## START Dataset extract

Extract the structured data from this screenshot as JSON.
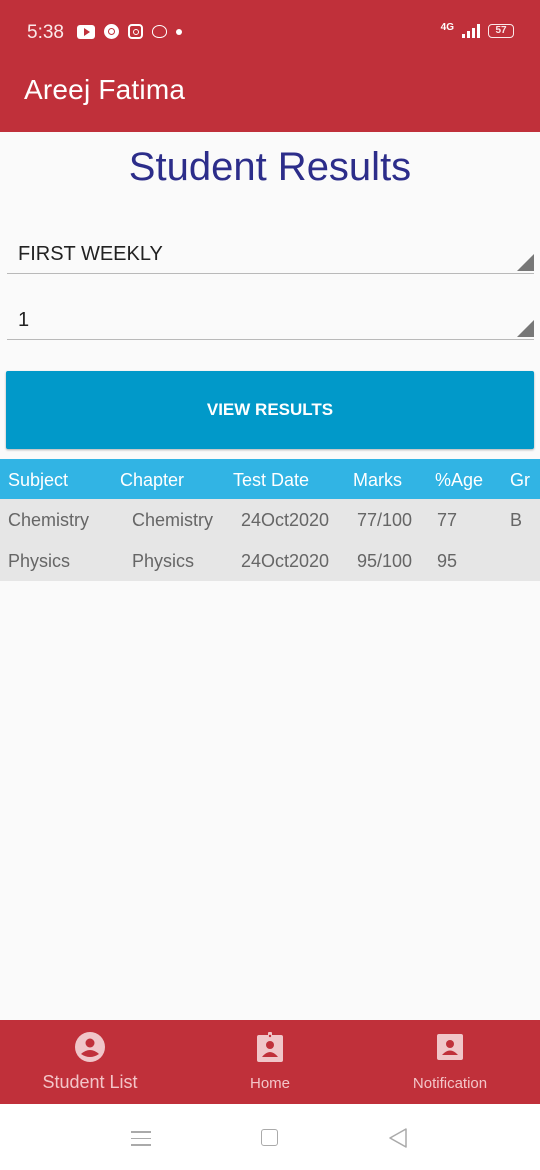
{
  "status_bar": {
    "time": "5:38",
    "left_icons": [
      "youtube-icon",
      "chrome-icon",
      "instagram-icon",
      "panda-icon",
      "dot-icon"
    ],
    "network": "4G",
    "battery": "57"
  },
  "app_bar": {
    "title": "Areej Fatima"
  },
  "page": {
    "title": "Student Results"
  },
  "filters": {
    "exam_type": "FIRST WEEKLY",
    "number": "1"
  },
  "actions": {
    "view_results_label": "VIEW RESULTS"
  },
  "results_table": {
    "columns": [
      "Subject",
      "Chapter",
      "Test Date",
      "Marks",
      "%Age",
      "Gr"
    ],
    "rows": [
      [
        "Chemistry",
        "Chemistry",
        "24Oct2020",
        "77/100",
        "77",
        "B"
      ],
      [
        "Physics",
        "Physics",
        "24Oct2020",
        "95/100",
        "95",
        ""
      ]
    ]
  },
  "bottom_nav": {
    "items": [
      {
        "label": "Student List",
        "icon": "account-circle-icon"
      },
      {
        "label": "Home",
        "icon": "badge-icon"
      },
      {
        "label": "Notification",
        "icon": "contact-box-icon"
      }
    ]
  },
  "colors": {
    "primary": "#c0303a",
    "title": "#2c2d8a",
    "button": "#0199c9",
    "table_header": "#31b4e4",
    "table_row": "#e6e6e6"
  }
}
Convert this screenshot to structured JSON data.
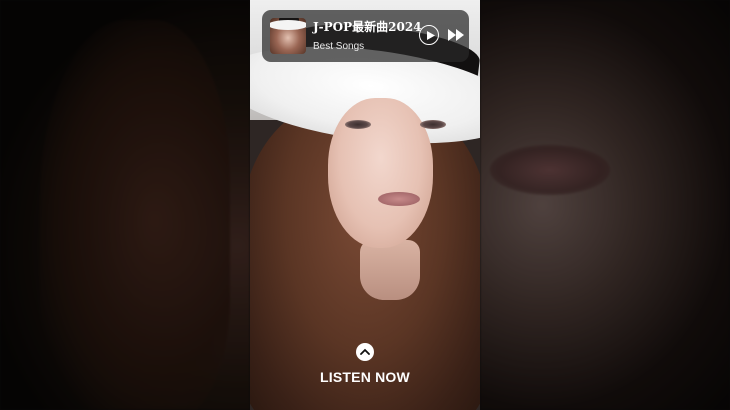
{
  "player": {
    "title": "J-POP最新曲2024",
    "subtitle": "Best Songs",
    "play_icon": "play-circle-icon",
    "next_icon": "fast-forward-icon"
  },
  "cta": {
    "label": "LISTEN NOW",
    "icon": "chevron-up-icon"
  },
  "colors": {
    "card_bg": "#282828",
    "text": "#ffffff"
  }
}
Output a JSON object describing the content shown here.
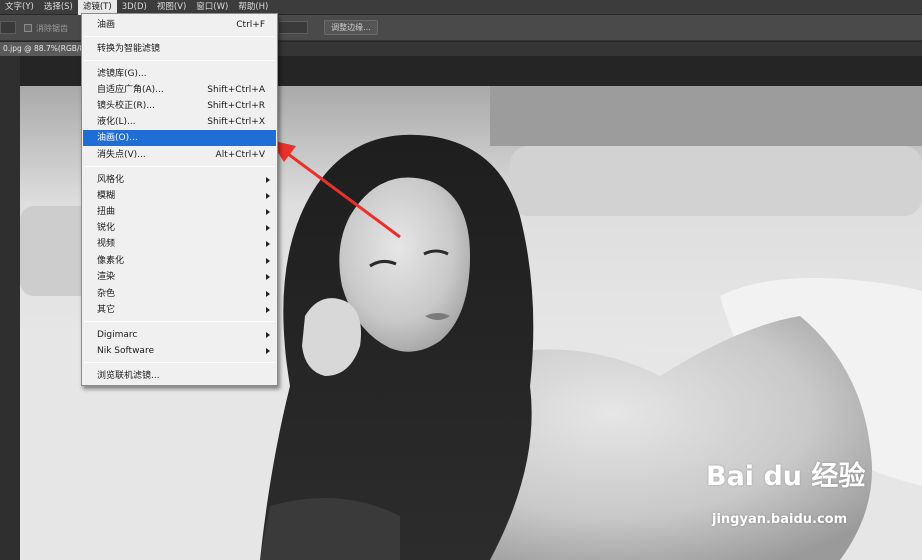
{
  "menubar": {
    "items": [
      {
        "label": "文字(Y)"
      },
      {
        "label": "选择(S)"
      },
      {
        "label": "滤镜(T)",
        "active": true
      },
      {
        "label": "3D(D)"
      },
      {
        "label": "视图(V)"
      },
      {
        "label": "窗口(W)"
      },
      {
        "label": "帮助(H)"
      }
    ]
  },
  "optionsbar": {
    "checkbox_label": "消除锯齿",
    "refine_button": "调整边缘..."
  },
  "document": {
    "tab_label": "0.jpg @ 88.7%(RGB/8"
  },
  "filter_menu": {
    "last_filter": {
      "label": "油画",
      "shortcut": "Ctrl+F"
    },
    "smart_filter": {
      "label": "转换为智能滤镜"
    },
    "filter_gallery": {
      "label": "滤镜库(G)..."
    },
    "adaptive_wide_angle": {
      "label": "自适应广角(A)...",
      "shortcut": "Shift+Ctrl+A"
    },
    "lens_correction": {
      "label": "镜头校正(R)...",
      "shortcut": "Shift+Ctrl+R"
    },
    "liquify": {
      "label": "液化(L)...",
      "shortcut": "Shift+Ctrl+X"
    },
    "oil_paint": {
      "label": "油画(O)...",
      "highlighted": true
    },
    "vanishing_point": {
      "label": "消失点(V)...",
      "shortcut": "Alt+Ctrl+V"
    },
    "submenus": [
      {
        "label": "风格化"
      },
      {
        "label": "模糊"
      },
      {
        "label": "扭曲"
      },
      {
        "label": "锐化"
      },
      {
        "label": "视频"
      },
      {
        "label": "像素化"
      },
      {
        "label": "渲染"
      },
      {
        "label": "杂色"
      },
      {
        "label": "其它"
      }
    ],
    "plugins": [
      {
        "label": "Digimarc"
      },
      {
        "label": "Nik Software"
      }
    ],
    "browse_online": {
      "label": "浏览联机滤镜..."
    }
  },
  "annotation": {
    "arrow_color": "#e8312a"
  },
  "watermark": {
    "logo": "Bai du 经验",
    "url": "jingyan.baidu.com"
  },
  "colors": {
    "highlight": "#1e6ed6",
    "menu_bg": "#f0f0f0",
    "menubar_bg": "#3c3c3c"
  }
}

## END Dataset extract

## Problem:
Extract every line of the records above that contains the word "Shift".

## Problem solution:
      "shortcut": "Shift+Ctrl+A"
      "shortcut": "Shift+Ctrl+R"
      "shortcut": "Shift+Ctrl+X"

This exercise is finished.